## What you should do
Identify all lines in the data containing the string "value". Copy them out.

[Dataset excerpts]
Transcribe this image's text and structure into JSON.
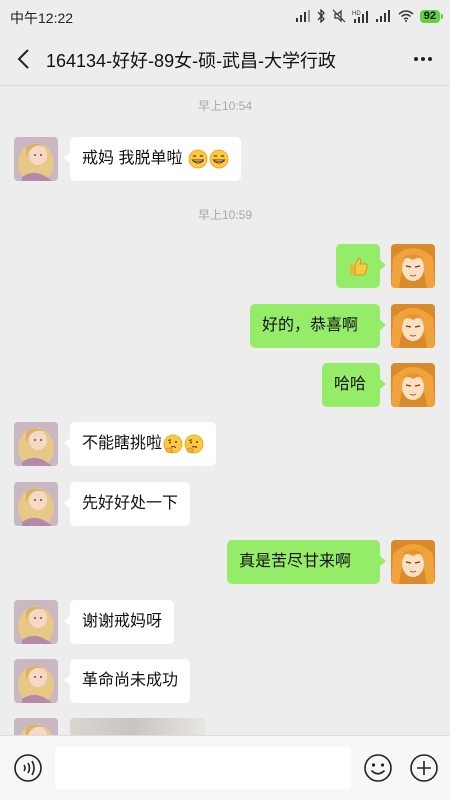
{
  "status_bar": {
    "time": "中午12:22",
    "battery": "92"
  },
  "header": {
    "title": "164134-好好-89女-硕-武昌-大学行政"
  },
  "timestamps": [
    "早上10:54",
    "早上10:59"
  ],
  "messages": [
    {
      "side": "in",
      "text": "戒妈 我脱单啦",
      "emoji": [
        "grin-icon",
        "grin-icon"
      ]
    },
    {
      "side": "out",
      "text": "",
      "emoji": [
        "thumbs-up-icon"
      ]
    },
    {
      "side": "out",
      "text": "好的，恭喜啊"
    },
    {
      "side": "out",
      "text": "哈哈"
    },
    {
      "side": "in",
      "text": "不能瞎挑啦",
      "emoji": [
        "thinking-icon",
        "thinking-icon"
      ]
    },
    {
      "side": "in",
      "text": "先好好处一下"
    },
    {
      "side": "out",
      "text": "真是苦尽甘来啊"
    },
    {
      "side": "in",
      "text": "谢谢戒妈呀"
    },
    {
      "side": "in",
      "text": "革命尚未成功"
    },
    {
      "side": "in",
      "text": "",
      "kind": "image"
    }
  ],
  "input": {
    "value": "",
    "placeholder": ""
  },
  "icons": {
    "back": "back-chevron-icon",
    "more": "more-dots-icon",
    "voice": "voice-input-icon",
    "emoji": "emoji-smiley-icon",
    "add": "plus-add-icon"
  },
  "colors": {
    "outgoing_bubble": "#95ec69",
    "incoming_bubble": "#ffffff",
    "background": "#ededed"
  }
}
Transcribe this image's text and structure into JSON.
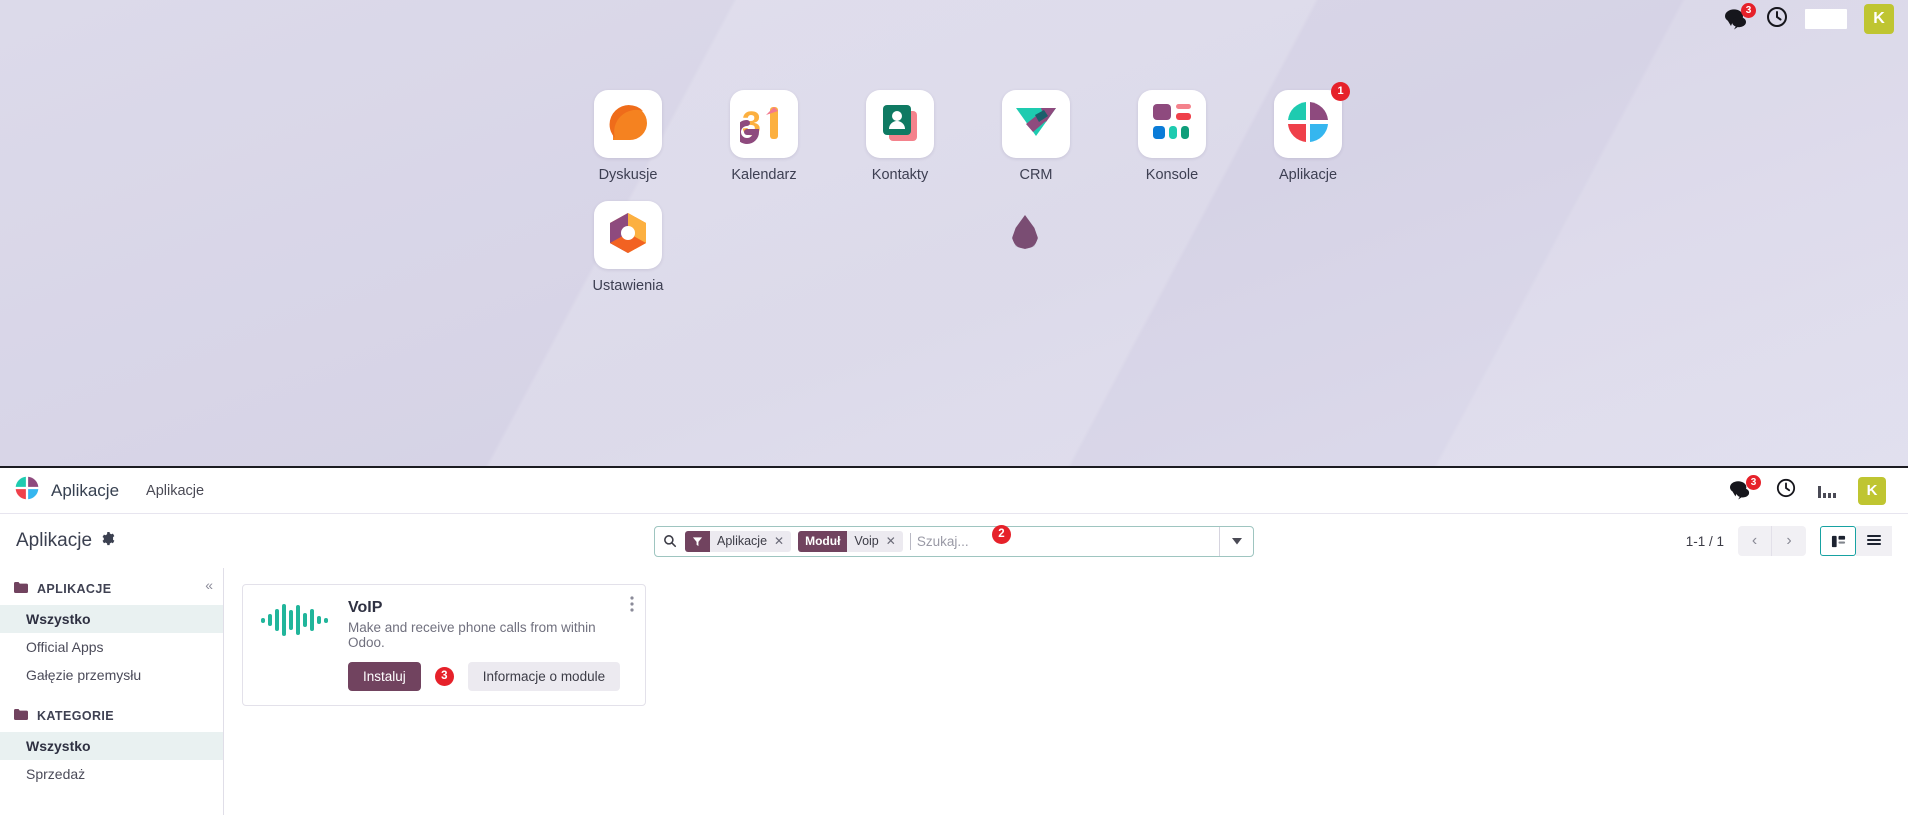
{
  "desktop": {
    "tray": {
      "messages_badge": "3",
      "clock_icon": "clock-icon",
      "messages_icon": "chat-bubbles-icon",
      "avatar_initial": "K"
    },
    "apps": [
      {
        "label": "Dyskusje",
        "icon": "discuss-icon"
      },
      {
        "label": "Kalendarz",
        "icon": "calendar-icon",
        "glyph": "31"
      },
      {
        "label": "Kontakty",
        "icon": "contacts-icon"
      },
      {
        "label": "CRM",
        "icon": "crm-icon"
      },
      {
        "label": "Konsole",
        "icon": "dashboard-icon"
      },
      {
        "label": "Aplikacje",
        "icon": "apps-icon",
        "badge": "1"
      },
      {
        "label": "Ustawienia",
        "icon": "settings-icon"
      }
    ],
    "cursor": "droplet-cursor"
  },
  "odoo": {
    "navbar": {
      "brand": "Aplikacje",
      "breadcrumb": "Aplikacje",
      "messages_badge": "3",
      "avatar_initial": "K"
    },
    "control_panel": {
      "title": "Aplikacje",
      "search": {
        "placeholder": "Szukaj...",
        "value": "",
        "facets": [
          {
            "key_icon": "filter-icon",
            "key": "",
            "value": "Aplikacje"
          },
          {
            "key": "Moduł",
            "value": "Voip"
          }
        ],
        "annotation_badge": "2"
      },
      "pager": "1-1 / 1",
      "views": {
        "kanban": "kanban-view",
        "list": "list-view",
        "active": "kanban"
      }
    },
    "sidebar": {
      "sections": [
        {
          "title": "APLIKACJE",
          "items": [
            {
              "label": "Wszystko",
              "active": true
            },
            {
              "label": "Official Apps",
              "active": false
            },
            {
              "label": "Gałęzie przemysłu",
              "active": false
            }
          ]
        },
        {
          "title": "KATEGORIE",
          "items": [
            {
              "label": "Wszystko",
              "active": true
            },
            {
              "label": "Sprzedaż",
              "active": false
            }
          ]
        }
      ]
    },
    "module_card": {
      "title": "VoIP",
      "description": "Make and receive phone calls from within Odoo.",
      "install_label": "Instaluj",
      "install_badge": "3",
      "info_label": "Informacje o module",
      "icon": "voip-waveform-icon"
    }
  },
  "colors": {
    "accent_purple": "#71435f",
    "badge_red": "#e6212a",
    "avatar_olive": "#bfc531",
    "teal": "#17a2a2",
    "desktop_bg": "#d9d7e8"
  }
}
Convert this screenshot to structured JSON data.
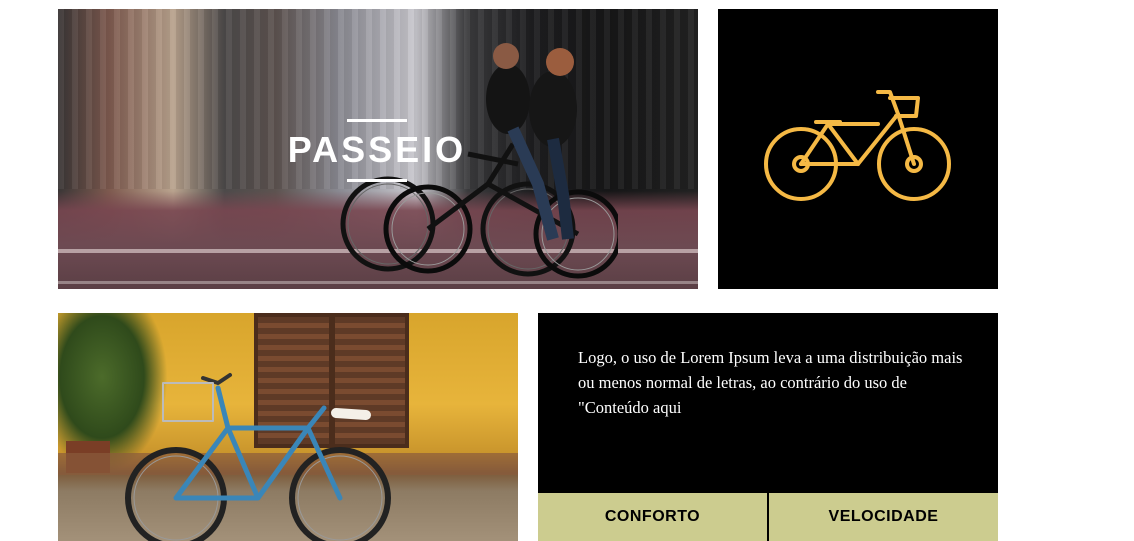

## Solved exercise
    "value": "",
        "value": "",
            "value": "Aplikacje"
            "value": "Voip"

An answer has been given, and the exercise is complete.